=== Job ===
Only a number is wanted: how many lines in the records below contain "changing"?

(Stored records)
++++++++++++++++++++

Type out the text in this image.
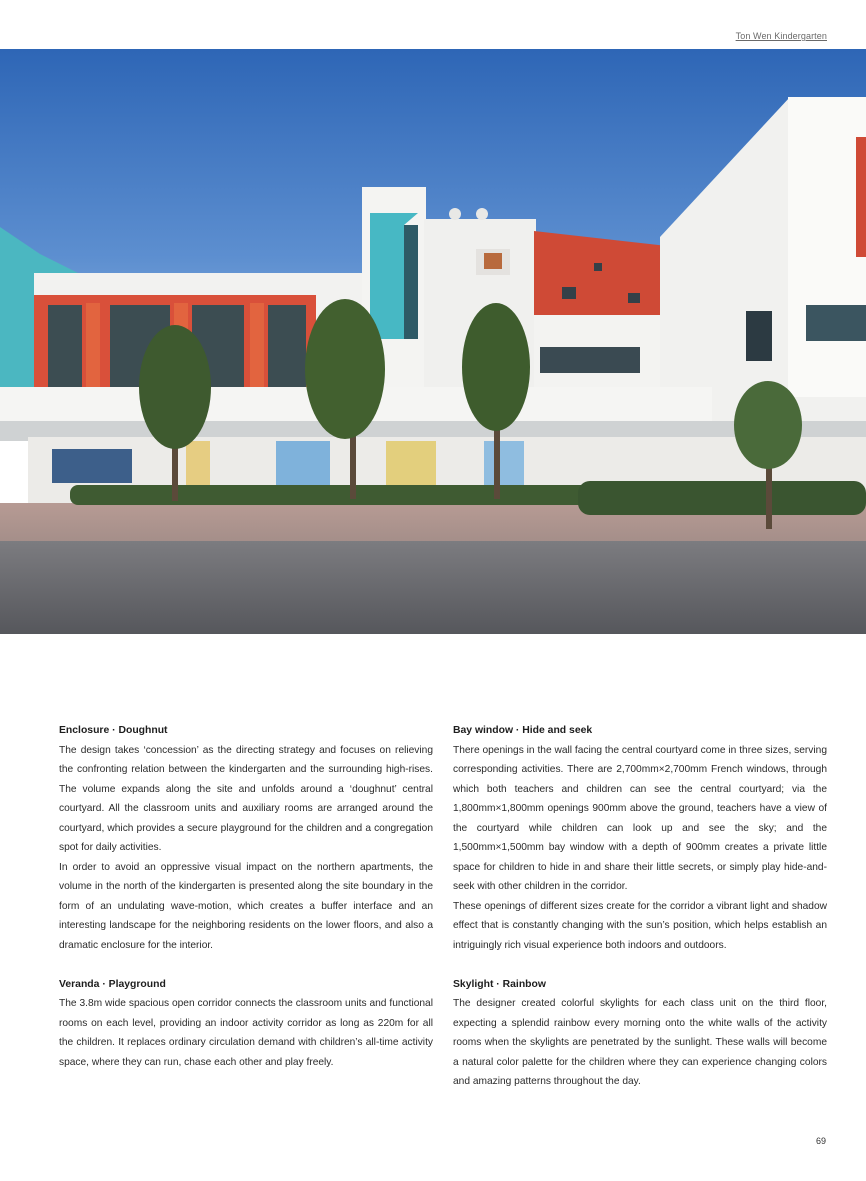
Ton Wen Kindergarten
Enclosure · Doughnut

The design takes ‘concession’ as the directing strategy and focuses on relieving the confronting relation between the kindergarten and the surrounding high-rises. The volume expands along the site and unfolds around a ‘doughnut’ central courtyard. All the classroom units and auxiliary rooms are arranged around the courtyard, which provides a secure playground for the children and a congregation spot for daily activities.

In order to avoid an oppressive visual impact on the northern apartments, the volume in the north of the kindergarten is presented along the site boundary in the form of an undulating wave-motion, which creates a buffer interface and an interesting landscape for the neighboring residents on the lower floors, and also a dramatic enclosure for the interior.

Veranda · Playground

The 3.8m wide spacious open corridor connects the classroom units and functional rooms on each level, providing an indoor activity corridor as long as 220m for all the children. It replaces ordinary circulation demand with children’s all-time activity space, where they can run, chase each other and play freely.

Bay window · Hide and seek

There openings in the wall facing the central courtyard come in three sizes, serving corresponding activities. There are 2,700mm×2,700mm French windows, through which both teachers and children can see the central courtyard; via the 1,800mm×1,800mm openings 900mm above the ground, teachers have a view of the courtyard while children can look up and see the sky; and the 1,500mm×1,500mm bay window with a depth of 900mm creates a private little space for children to hide in and share their little secrets, or simply play hide-and-seek with other children in the corridor.

These openings of different sizes create for the corridor a vibrant light and shadow effect that is constantly changing with the sun’s position, which helps establish an intriguingly rich visual experience both indoors and outdoors.

Skylight · Rainbow

The designer created colorful skylights for each class unit on the third floor, expecting a splendid rainbow every morning onto the white walls of the activity rooms when the skylights are penetrated by the sunlight. These walls will become a natural color palette for the children where they can experience changing colors and amazing patterns throughout the day.

69
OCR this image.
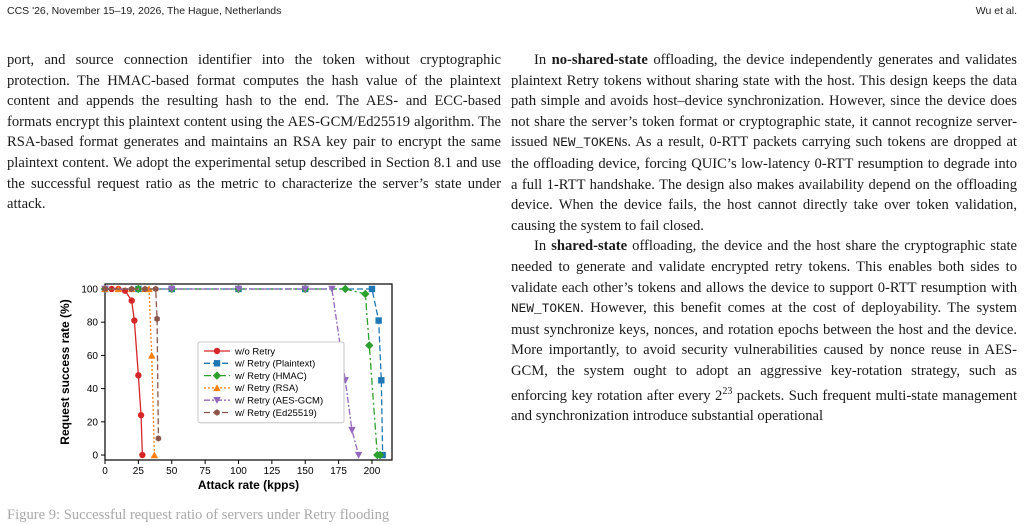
CCS '26, November 15–19, 2026, The Hague, Netherlands	Wu et al.

port, and source connection identifier into the token without cryptographic protection. The HMAC-based format computes the hash value of the plaintext content and appends the resulting hash to the end. The AES- and ECC-based formats encrypt this plaintext content using the AES-GCM/Ed25519 algorithm. The RSA-based format generates and maintains an RSA key pair to encrypt the same plaintext content. We adopt the experimental setup described in Section 8.1 and use the successful request ratio as the metric to characterize the server’s state under attack.

0	25 50 75 100 125 150 175 200
0
20
40
60
80
100
Attack rate (kpps)
Request success rate (%)	w/o Retry
w/ Retry (Plaintext)
w/ Retry (HMAC)
w/ Retry (RSA)
w/ Retry (AES-GCM)
w/ Retry (Ed25519)

In no-shared-state offloading, the device independently generates and validates plaintext Retry tokens without sharing state with the host. This design keeps the data path simple and avoids host–device synchronization. However, since the device does not share the server’s token format or cryptographic state, it cannot recognize server-issued NEW_TOKENs. As a result, 0-RTT packets carrying such tokens are dropped at the offloading device, forcing QUIC’s low-latency 0-RTT resumption to degrade into a full 1-RTT handshake. The design also makes availability depend on the offloading device. When the device fails, the host cannot directly take over token validation, causing the system to fail closed.

In shared-state offloading, the device and the host share the cryptographic state needed to generate and validate encrypted retry tokens. This enables both sides to validate each other’s tokens and allows the device to support 0-RTT resumption with NEW_TOKEN. However, this benefit comes at the cost of deployability. The system must synchronize keys, nonces, and rotation epochs between the host and the device. More importantly, to avoid security vulnerabilities caused by nonce reuse in AES-GCM, the system ought to adopt an aggressive key-rotation strategy, such as enforcing key rotation after every $2^{23}$ packets. Such frequent multi-state management and synchronization introduce substantial operational

Figure 9: Successful request ratio of servers under Retry flooding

++++++++++++++++++++

=== Completed task ===
2